[Data records]
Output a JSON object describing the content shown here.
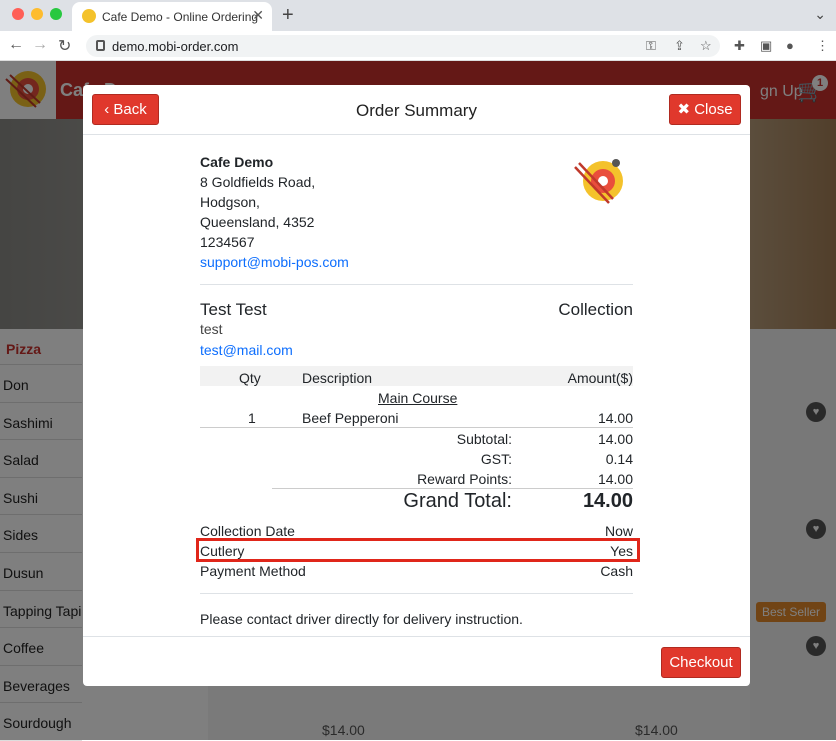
{
  "browser": {
    "tab_title": "Cafe Demo - Online Ordering",
    "url": "demo.mobi-order.com"
  },
  "app": {
    "name": "Cafe D",
    "signup": "gn Up",
    "cart_count": "1",
    "menu_items": [
      "Pizza",
      "Don",
      "Sashimi",
      "Salad",
      "Sushi",
      "Sides",
      "Dusun",
      "Tapping Tapioca",
      "Coffee",
      "Beverages",
      "Sourdough"
    ],
    "best_seller": "Best Seller",
    "prices": [
      "$14.00",
      "$14.00"
    ]
  },
  "modal": {
    "back_label": "Back",
    "title": "Order Summary",
    "close_label": "Close",
    "store": {
      "name": "Cafe Demo",
      "address1": "8 Goldfields Road,",
      "address2": "Hodgson,",
      "address3": "Queensland, 4352",
      "phone": "1234567",
      "email": "support@mobi-pos.com"
    },
    "customer": {
      "name": "Test Test",
      "order_type": "Collection",
      "note": "test",
      "email": "test@mail.com"
    },
    "table": {
      "headers": {
        "qty": "Qty",
        "description": "Description",
        "amount": "Amount($)"
      },
      "category": "Main Course",
      "rows": [
        {
          "qty": "1",
          "description": "Beef Pepperoni",
          "amount": "14.00"
        }
      ]
    },
    "totals": {
      "subtotal_label": "Subtotal:",
      "subtotal": "14.00",
      "gst_label": "GST:",
      "gst": "0.14",
      "reward_label": "Reward Points:",
      "reward": "14.00",
      "grand_label": "Grand Total:",
      "grand": "14.00"
    },
    "details": [
      {
        "label": "Collection Date",
        "value": "Now"
      },
      {
        "label": "Cutlery",
        "value": "Yes"
      },
      {
        "label": "Payment Method",
        "value": "Cash"
      }
    ],
    "notice": "Please contact driver directly for delivery instruction.",
    "checkout_label": "Checkout"
  }
}
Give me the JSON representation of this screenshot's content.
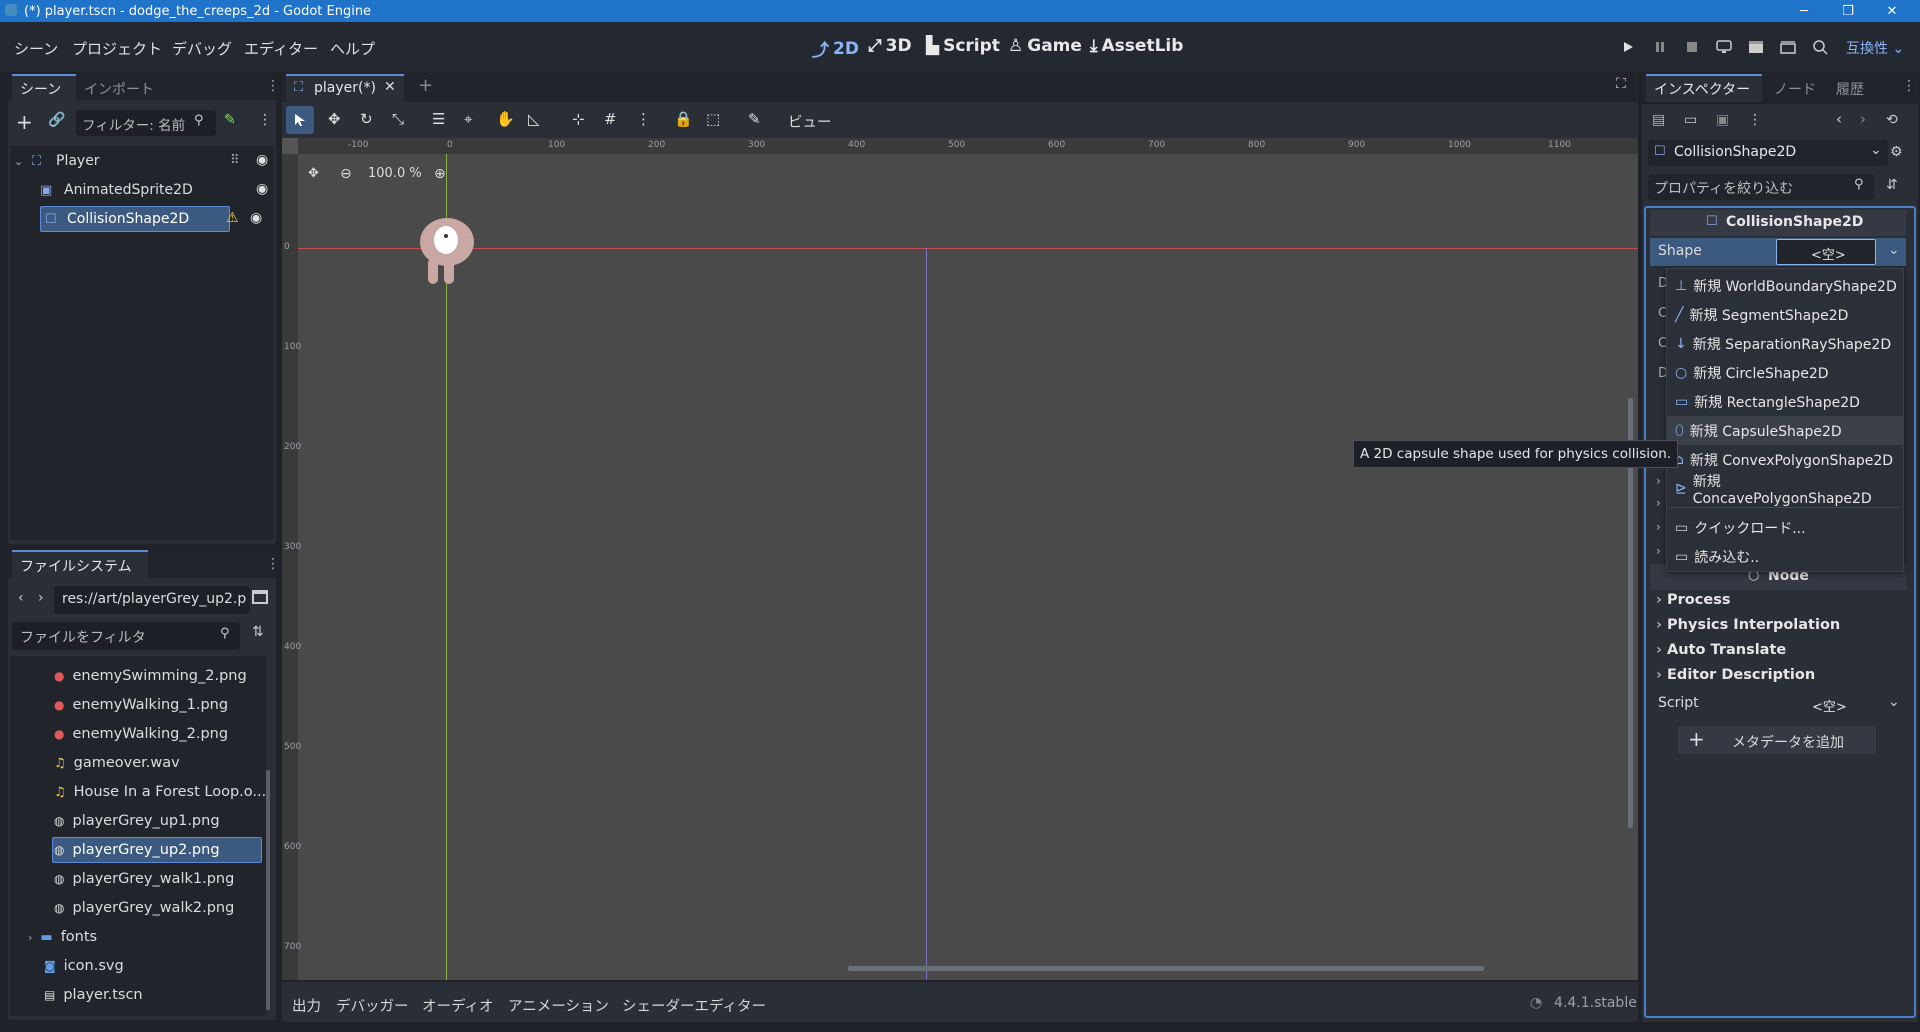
{
  "window": {
    "title": "(*) player.tscn - dodge_the_creeps_2d - Godot Engine"
  },
  "menu": [
    "シーン",
    "プロジェクト",
    "デバッグ",
    "エディター",
    "ヘルプ"
  ],
  "workspaces": [
    "2D",
    "3D",
    "Script",
    "Game",
    "AssetLib"
  ],
  "renderer": "互換性",
  "scene_dock": {
    "tabs": [
      "シーン",
      "インポート"
    ],
    "filter_placeholder": "フィルター: 名前",
    "nodes": [
      "Player",
      "AnimatedSprite2D",
      "CollisionShape2D"
    ]
  },
  "filesystem": {
    "tab": "ファイルシステム",
    "path": "res://art/playerGrey_up2.p",
    "filter_placeholder": "ファイルをフィルタ",
    "files": [
      "enemySwimming_2.png",
      "enemyWalking_1.png",
      "enemyWalking_2.png",
      "gameover.wav",
      "House In a Forest Loop.o...",
      "playerGrey_up1.png",
      "playerGrey_up2.png",
      "playerGrey_walk1.png",
      "playerGrey_walk2.png",
      "fonts",
      "icon.svg",
      "player.tscn"
    ]
  },
  "editor": {
    "scene_tab": "player(*)",
    "view_menu": "ビュー",
    "zoom": "100.0 %",
    "ruler_h": [
      "-100",
      "0",
      "100",
      "200",
      "300",
      "400",
      "500",
      "600",
      "700",
      "800",
      "900",
      "1000",
      "1100"
    ],
    "ruler_v": [
      "0",
      "100",
      "200",
      "300",
      "400",
      "500",
      "600",
      "700"
    ]
  },
  "bottom_panel": {
    "tabs": [
      "出力",
      "デバッガー",
      "オーディオ",
      "アニメーション",
      "シェーダーエディター"
    ],
    "version": "4.4.1.stable"
  },
  "inspector": {
    "tabs": [
      "インスペクター",
      "ノード",
      "履歴"
    ],
    "object": "CollisionShape2D",
    "filter_placeholder": "プロパティを絞り込む",
    "section_title": "CollisionShape2D",
    "shape_label": "Shape",
    "shape_value": "<空>",
    "node_section": "Node",
    "sections": [
      "Process",
      "Physics Interpolation",
      "Auto Translate",
      "Editor Description"
    ],
    "script_label": "Script",
    "script_value": "<空>",
    "add_metadata": "メタデータを追加"
  },
  "shape_menu": {
    "items": [
      "新規 WorldBoundaryShape2D",
      "新規 SegmentShape2D",
      "新規 SeparationRayShape2D",
      "新規 CircleShape2D",
      "新規 RectangleShape2D",
      "新規 CapsuleShape2D",
      "新規 ConvexPolygonShape2D",
      "新規 ConcavePolygonShape2D"
    ],
    "quick_load": "クイックロード...",
    "load": "読み込む..",
    "tooltip": "A 2D capsule shape used for physics collision."
  },
  "colors": {
    "accent": "#1f73c9",
    "selected": "#3c5a80",
    "warning": "#f2c744"
  }
}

• [GIVEN PROBLEM] Repeat the listing above exactly, with no pictures.

• [RESULT OF THIS EXERCISE]
Output a JSON object describing the content shown here.
{
  "browser": {
    "tab_title": "Cafe Demo - Online Ordering",
    "url": "demo.mobi-order.com"
  },
  "app": {
    "name": "Cafe D",
    "signup": "gn Up",
    "cart_count": "1",
    "menu_items": [
      "Pizza",
      "Don",
      "Sashimi",
      "Salad",
      "Sushi",
      "Sides",
      "Dusun",
      "Tapping Tapioca",
      "Coffee",
      "Beverages",
      "Sourdough"
    ],
    "best_seller": "Best Seller",
    "prices": [
      "$14.00",
      "$14.00"
    ]
  },
  "modal": {
    "back_label": "Back",
    "title": "Order Summary",
    "close_label": "Close",
    "store": {
      "name": "Cafe Demo",
      "address1": "8 Goldfields Road,",
      "address2": "Hodgson,",
      "address3": "Queensland, 4352",
      "phone": "1234567",
      "email": "support@mobi-pos.com"
    },
    "customer": {
      "name": "Test Test",
      "order_type": "Collection",
      "note": "test",
      "email": "test@mail.com"
    },
    "table": {
      "headers": {
        "qty": "Qty",
        "description": "Description",
        "amount": "Amount($)"
      },
      "category": "Main Course",
      "rows": [
        {
          "qty": "1",
          "description": "Beef Pepperoni",
          "amount": "14.00"
        }
      ]
    },
    "totals": {
      "subtotal_label": "Subtotal:",
      "subtotal": "14.00",
      "gst_label": "GST:",
      "gst": "0.14",
      "reward_label": "Reward Points:",
      "reward": "14.00",
      "grand_label": "Grand Total:",
      "grand": "14.00"
    },
    "details": [
      {
        "label": "Collection Date",
        "value": "Now"
      },
      {
        "label": "Cutlery",
        "value": "Yes"
      },
      {
        "label": "Payment Method",
        "value": "Cash"
      }
    ],
    "notice": "Please contact driver directly for delivery instruction.",
    "checkout_label": "Checkout"
  }
}
Give me the JSON representation of this screenshot's content.
{
  "window": {
    "title": "(*) player.tscn - dodge_the_creeps_2d - Godot Engine"
  },
  "menu": [
    "シーン",
    "プロジェクト",
    "デバッグ",
    "エディター",
    "ヘルプ"
  ],
  "workspaces": [
    "2D",
    "3D",
    "Script",
    "Game",
    "AssetLib"
  ],
  "renderer": "互換性",
  "scene_dock": {
    "tabs": [
      "シーン",
      "インポート"
    ],
    "filter_placeholder": "フィルター: 名前",
    "nodes": [
      "Player",
      "AnimatedSprite2D",
      "CollisionShape2D"
    ]
  },
  "filesystem": {
    "tab": "ファイルシステム",
    "path": "res://art/playerGrey_up2.p",
    "filter_placeholder": "ファイルをフィルタ",
    "files": [
      "enemySwimming_2.png",
      "enemyWalking_1.png",
      "enemyWalking_2.png",
      "gameover.wav",
      "House In a Forest Loop.o...",
      "playerGrey_up1.png",
      "playerGrey_up2.png",
      "playerGrey_walk1.png",
      "playerGrey_walk2.png",
      "fonts",
      "icon.svg",
      "player.tscn"
    ]
  },
  "editor": {
    "scene_tab": "player(*)",
    "view_menu": "ビュー",
    "zoom": "100.0 %",
    "ruler_h": [
      "-100",
      "0",
      "100",
      "200",
      "300",
      "400",
      "500",
      "600",
      "700",
      "800",
      "900",
      "1000",
      "1100"
    ],
    "ruler_v": [
      "0",
      "100",
      "200",
      "300",
      "400",
      "500",
      "600",
      "700"
    ]
  },
  "bottom_panel": {
    "tabs": [
      "出力",
      "デバッガー",
      "オーディオ",
      "アニメーション",
      "シェーダーエディター"
    ],
    "version": "4.4.1.stable"
  },
  "inspector": {
    "tabs": [
      "インスペクター",
      "ノード",
      "履歴"
    ],
    "object": "CollisionShape2D",
    "filter_placeholder": "プロパティを絞り込む",
    "section_title": "CollisionShape2D",
    "shape_label": "Shape",
    "shape_value": "<空>",
    "node_section": "Node",
    "sections": [
      "Process",
      "Physics Interpolation",
      "Auto Translate",
      "Editor Description"
    ],
    "script_label": "Script",
    "script_value": "<空>",
    "add_metadata": "メタデータを追加"
  },
  "shape_menu": {
    "items": [
      "新規 WorldBoundaryShape2D",
      "新規 SegmentShape2D",
      "新規 SeparationRayShape2D",
      "新規 CircleShape2D",
      "新規 RectangleShape2D",
      "新規 CapsuleShape2D",
      "新規 ConvexPolygonShape2D",
      "新規 ConcavePolygonShape2D"
    ],
    "quick_load": "クイックロード...",
    "load": "読み込む..",
    "tooltip": "A 2D capsule shape used for physics collision."
  },
  "colors": {
    "accent": "#1f73c9",
    "selected": "#3c5a80",
    "warning": "#f2c744"
  }
}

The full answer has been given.